DIRECTION ▸ A single number is the answer here: how many lines of the entries contain "traité"?

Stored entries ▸
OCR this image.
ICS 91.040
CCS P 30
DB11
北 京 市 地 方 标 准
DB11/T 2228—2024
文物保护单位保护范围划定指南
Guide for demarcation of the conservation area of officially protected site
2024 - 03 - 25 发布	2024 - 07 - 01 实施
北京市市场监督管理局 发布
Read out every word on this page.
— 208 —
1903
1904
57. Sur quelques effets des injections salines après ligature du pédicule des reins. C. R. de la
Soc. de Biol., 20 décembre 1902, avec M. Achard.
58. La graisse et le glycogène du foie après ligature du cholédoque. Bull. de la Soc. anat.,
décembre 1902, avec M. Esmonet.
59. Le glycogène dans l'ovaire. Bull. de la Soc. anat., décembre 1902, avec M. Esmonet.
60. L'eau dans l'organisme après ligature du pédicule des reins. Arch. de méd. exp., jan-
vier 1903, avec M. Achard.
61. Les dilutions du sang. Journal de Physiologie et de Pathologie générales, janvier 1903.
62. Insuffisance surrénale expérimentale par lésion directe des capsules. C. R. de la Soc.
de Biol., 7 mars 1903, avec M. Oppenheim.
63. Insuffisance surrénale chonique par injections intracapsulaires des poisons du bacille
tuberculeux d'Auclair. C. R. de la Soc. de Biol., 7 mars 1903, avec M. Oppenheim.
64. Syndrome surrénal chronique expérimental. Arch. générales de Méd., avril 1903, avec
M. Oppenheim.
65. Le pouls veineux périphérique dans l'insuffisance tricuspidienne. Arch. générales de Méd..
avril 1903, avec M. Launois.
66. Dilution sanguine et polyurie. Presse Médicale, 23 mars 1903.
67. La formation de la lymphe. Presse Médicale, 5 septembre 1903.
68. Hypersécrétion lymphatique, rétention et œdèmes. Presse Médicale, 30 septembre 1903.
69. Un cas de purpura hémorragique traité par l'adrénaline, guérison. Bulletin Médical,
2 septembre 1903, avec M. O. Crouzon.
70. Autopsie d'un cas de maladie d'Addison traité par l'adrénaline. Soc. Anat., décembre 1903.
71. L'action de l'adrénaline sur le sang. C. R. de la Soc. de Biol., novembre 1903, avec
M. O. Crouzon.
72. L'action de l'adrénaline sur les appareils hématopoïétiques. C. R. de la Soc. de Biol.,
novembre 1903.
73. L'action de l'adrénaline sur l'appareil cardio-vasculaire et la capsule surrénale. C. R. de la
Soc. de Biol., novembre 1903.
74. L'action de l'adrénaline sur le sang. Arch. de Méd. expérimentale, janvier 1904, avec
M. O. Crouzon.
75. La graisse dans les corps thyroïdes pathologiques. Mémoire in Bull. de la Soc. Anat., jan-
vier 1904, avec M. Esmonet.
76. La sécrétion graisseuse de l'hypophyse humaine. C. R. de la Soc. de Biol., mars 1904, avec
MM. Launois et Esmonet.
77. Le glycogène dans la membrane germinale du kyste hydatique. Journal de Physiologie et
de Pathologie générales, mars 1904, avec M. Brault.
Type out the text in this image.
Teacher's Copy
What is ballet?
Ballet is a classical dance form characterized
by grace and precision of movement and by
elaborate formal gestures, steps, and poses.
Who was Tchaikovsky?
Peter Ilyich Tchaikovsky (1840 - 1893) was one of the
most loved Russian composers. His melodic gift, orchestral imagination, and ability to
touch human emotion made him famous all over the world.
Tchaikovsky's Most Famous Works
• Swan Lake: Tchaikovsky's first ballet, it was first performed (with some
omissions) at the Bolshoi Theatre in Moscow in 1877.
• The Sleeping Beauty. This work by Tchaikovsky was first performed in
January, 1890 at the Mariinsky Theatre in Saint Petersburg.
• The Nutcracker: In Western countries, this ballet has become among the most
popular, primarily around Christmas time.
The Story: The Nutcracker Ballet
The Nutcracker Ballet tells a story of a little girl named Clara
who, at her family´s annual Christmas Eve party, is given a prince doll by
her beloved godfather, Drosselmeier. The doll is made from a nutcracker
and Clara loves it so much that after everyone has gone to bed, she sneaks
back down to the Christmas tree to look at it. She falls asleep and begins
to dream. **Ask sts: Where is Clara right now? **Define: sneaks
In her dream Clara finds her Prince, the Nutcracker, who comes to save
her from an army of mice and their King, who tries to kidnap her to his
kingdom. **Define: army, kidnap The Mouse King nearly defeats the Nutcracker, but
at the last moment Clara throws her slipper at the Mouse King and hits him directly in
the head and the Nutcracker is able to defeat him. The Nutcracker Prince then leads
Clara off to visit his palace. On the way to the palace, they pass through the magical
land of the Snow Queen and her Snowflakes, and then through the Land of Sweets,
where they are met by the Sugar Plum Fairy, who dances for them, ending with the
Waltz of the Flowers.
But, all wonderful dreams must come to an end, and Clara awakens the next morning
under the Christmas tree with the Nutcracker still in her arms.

EXERCISE ANSWER ▸ 2